§ **WHAT TO DO**
Only the number is wanted: how many lines of these entries contain the word "icon"?

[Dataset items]

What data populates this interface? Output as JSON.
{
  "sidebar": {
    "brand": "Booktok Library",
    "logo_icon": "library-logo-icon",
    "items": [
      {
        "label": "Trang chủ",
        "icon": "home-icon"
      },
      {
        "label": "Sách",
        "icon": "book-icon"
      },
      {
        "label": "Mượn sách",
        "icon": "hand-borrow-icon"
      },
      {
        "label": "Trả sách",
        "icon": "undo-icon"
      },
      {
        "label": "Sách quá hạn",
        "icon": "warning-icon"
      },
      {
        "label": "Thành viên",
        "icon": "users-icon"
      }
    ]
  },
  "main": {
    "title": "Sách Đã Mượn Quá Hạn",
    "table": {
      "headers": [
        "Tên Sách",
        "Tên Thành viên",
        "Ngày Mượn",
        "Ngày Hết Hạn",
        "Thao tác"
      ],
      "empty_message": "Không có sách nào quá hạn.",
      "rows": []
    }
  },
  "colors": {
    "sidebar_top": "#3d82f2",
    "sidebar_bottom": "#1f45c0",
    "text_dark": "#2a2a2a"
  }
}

§ **PROBLEM SOLUTION**
7